• **Stated task**: Reproduce all of the data word for word.

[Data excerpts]
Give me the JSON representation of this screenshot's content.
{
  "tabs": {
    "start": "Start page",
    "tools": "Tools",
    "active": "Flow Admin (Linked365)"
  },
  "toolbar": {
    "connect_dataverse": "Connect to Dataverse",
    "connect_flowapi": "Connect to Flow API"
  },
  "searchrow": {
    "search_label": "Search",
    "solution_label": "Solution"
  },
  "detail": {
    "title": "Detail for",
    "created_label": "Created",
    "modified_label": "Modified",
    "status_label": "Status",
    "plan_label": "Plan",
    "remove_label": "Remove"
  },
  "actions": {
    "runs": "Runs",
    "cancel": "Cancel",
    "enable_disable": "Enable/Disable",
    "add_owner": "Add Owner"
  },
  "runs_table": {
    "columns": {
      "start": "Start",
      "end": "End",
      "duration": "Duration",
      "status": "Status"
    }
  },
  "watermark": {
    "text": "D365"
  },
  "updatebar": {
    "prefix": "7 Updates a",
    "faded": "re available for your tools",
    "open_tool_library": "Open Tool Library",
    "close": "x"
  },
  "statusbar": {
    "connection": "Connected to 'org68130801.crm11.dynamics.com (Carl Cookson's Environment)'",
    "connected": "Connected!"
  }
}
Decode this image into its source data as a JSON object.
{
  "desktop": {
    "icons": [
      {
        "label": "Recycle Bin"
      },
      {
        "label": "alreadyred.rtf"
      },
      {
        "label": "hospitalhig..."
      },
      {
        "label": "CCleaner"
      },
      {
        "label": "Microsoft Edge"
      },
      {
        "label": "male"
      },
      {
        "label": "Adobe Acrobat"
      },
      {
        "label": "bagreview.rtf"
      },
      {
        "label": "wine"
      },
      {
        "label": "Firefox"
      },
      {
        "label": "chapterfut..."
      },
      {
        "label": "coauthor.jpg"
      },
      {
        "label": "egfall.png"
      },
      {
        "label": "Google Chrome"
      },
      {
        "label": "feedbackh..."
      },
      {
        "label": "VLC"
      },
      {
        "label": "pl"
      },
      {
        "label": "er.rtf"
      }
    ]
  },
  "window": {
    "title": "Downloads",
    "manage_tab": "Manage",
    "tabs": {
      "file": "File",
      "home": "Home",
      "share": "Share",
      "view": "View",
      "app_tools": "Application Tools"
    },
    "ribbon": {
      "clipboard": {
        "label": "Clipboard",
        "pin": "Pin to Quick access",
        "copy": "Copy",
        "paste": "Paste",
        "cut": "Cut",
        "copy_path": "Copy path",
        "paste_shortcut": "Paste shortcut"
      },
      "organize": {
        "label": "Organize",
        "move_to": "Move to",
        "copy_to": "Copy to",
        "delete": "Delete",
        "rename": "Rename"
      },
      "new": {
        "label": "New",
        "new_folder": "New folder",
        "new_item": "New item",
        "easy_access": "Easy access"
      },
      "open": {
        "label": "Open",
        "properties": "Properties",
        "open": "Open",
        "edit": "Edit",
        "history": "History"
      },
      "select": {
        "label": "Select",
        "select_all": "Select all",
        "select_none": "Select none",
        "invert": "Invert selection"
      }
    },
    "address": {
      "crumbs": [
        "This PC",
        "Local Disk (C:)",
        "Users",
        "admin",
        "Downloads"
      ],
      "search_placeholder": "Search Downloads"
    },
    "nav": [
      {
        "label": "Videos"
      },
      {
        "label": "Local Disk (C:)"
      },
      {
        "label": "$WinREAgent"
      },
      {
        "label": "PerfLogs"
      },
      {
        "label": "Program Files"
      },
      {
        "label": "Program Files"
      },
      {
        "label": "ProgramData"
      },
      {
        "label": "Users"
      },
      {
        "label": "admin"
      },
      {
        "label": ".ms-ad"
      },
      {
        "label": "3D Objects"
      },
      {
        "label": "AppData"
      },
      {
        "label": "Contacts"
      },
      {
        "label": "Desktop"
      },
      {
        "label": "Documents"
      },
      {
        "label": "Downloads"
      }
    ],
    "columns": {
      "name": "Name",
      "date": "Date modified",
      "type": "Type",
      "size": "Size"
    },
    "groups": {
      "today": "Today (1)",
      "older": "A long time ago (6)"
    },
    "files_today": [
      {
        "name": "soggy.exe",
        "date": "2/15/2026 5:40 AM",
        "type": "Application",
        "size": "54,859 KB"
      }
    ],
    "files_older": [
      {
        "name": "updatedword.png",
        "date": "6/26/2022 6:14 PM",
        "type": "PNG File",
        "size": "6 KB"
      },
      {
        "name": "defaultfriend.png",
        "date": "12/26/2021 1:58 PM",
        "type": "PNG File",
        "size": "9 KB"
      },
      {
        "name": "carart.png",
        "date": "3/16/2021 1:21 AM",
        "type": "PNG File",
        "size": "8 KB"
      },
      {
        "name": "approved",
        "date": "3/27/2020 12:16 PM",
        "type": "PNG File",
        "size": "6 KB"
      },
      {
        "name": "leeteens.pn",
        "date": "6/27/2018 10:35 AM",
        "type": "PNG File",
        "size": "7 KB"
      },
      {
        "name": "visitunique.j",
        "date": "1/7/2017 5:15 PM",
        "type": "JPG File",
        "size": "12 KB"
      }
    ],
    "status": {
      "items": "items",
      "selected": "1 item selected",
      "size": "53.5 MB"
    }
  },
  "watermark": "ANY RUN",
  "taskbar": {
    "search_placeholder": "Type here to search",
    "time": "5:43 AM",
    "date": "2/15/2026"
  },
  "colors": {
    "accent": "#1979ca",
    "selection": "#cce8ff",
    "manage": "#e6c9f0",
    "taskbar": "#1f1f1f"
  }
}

• **Answer to the exercise**:
Give me the JSON representation of this screenshot's content.
{
  "tabs": {
    "start": "Start page",
    "tools": "Tools",
    "active": "Flow Admin (Linked365)"
  },
  "toolbar": {
    "connect_dataverse": "Connect to Dataverse",
    "connect_flowapi": "Connect to Flow API"
  },
  "searchrow": {
    "search_label": "Search",
    "solution_label": "Solution"
  },
  "detail": {
    "title": "Detail for",
    "created_label": "Created",
    "modified_label": "Modified",
    "status_label": "Status",
    "plan_label": "Plan",
    "remove_label": "Remove"
  },
  "actions": {
    "runs": "Runs",
    "cancel": "Cancel",
    "enable_disable": "Enable/Disable",
    "add_owner": "Add Owner"
  },
  "runs_table": {
    "columns": {
      "start": "Start",
      "end": "End",
      "duration": "Duration",
      "status": "Status"
    }
  },
  "watermark": {
    "text": "D365"
  },
  "updatebar": {
    "prefix": "7 Updates a",
    "faded": "re available for your tools",
    "open_tool_library": "Open Tool Library",
    "close": "x"
  },
  "statusbar": {
    "connection": "Connected to 'org68130801.crm11.dynamics.com (Carl Cookson's Environment)'",
    "connected": "Connected!"
  }
}
Decode this image into its source data as a JSON object.
{
  "desktop": {
    "icons": [
      {
        "label": "Recycle Bin"
      },
      {
        "label": "alreadyred.rtf"
      },
      {
        "label": "hospitalhig..."
      },
      {
        "label": "CCleaner"
      },
      {
        "label": "Microsoft Edge"
      },
      {
        "label": "male"
      },
      {
        "label": "Adobe Acrobat"
      },
      {
        "label": "bagreview.rtf"
      },
      {
        "label": "wine"
      },
      {
        "label": "Firefox"
      },
      {
        "label": "chapterfut..."
      },
      {
        "label": "coauthor.jpg"
      },
      {
        "label": "egfall.png"
      },
      {
        "label": "Google Chrome"
      },
      {
        "label": "feedbackh..."
      },
      {
        "label": "VLC"
      },
      {
        "label": "pl"
      },
      {
        "label": "er.rtf"
      }
    ]
  },
  "window": {
    "title": "Downloads",
    "manage_tab": "Manage",
    "tabs": {
      "file": "File",
      "home": "Home",
      "share": "Share",
      "view": "View",
      "app_tools": "Application Tools"
    },
    "ribbon": {
      "clipboard": {
        "label": "Clipboard",
        "pin": "Pin to Quick access",
        "copy": "Copy",
        "paste": "Paste",
        "cut": "Cut",
        "copy_path": "Copy path",
        "paste_shortcut": "Paste shortcut"
      },
      "organize": {
        "label": "Organize",
        "move_to": "Move to",
        "copy_to": "Copy to",
        "delete": "Delete",
        "rename": "Rename"
      },
      "new": {
        "label": "New",
        "new_folder": "New folder",
        "new_item": "New item",
        "easy_access": "Easy access"
      },
      "open": {
        "label": "Open",
        "properties": "Properties",
        "open": "Open",
        "edit": "Edit",
        "history": "History"
      },
      "select": {
        "label": "Select",
        "select_all": "Select all",
        "select_none": "Select none",
        "invert": "Invert selection"
      }
    },
    "address": {
      "crumbs": [
        "This PC",
        "Local Disk (C:)",
        "Users",
        "admin",
        "Downloads"
      ],
      "search_placeholder": "Search Downloads"
    },
    "nav": [
      {
        "label": "Videos"
      },
      {
        "label": "Local Disk (C:)"
      },
      {
        "label": "$WinREAgent"
      },
      {
        "label": "PerfLogs"
      },
      {
        "label": "Program Files"
      },
      {
        "label": "Program Files"
      },
      {
        "label": "ProgramData"
      },
      {
        "label": "Users"
      },
      {
        "label": "admin"
      },
      {
        "label": ".ms-ad"
      },
      {
        "label": "3D Objects"
      },
      {
        "label": "AppData"
      },
      {
        "label": "Contacts"
      },
      {
        "label": "Desktop"
      },
      {
        "label": "Documents"
      },
      {
        "label": "Downloads"
      }
    ],
    "columns": {
      "name": "Name",
      "date": "Date modified",
      "type": "Type",
      "size": "Size"
    },
    "groups": {
      "today": "Today (1)",
      "older": "A long time ago (6)"
    },
    "files_today": [
      {
        "name": "soggy.exe",
        "date": "2/15/2026 5:40 AM",
        "type": "Application",
        "size": "54,859 KB"
      }
    ],
    "files_older": [
      {
        "name": "updatedword.png",
        "date": "6/26/2022 6:14 PM",
        "type": "PNG File",
        "size": "6 KB"
      },
      {
        "name": "defaultfriend.png",
        "date": "12/26/2021 1:58 PM",
        "type": "PNG File",
        "size": "9 KB"
      },
      {
        "name": "carart.png",
        "date": "3/16/2021 1:21 AM",
        "type": "PNG File",
        "size": "8 KB"
      },
      {
        "name": "approved",
        "date": "3/27/2020 12:16 PM",
        "type": "PNG File",
        "size": "6 KB"
      },
      {
        "name": "leeteens.pn",
        "date": "6/27/2018 10:35 AM",
        "type": "PNG File",
        "size": "7 KB"
      },
      {
        "name": "visitunique.j",
        "date": "1/7/2017 5:15 PM",
        "type": "JPG File",
        "size": "12 KB"
      }
    ],
    "status": {
      "items": "items",
      "selected": "1 item selected",
      "size": "53.5 MB"
    }
  },
  "watermark": "ANY RUN",
  "taskbar": {
    "search_placeholder": "Type here to search",
    "time": "5:43 AM",
    "date": "2/15/2026"
  },
  "colors": {
    "accent": "#1979ca",
    "selection": "#cce8ff",
    "manage": "#e6c9f0",
    "taskbar": "#1f1f1f"
  }
}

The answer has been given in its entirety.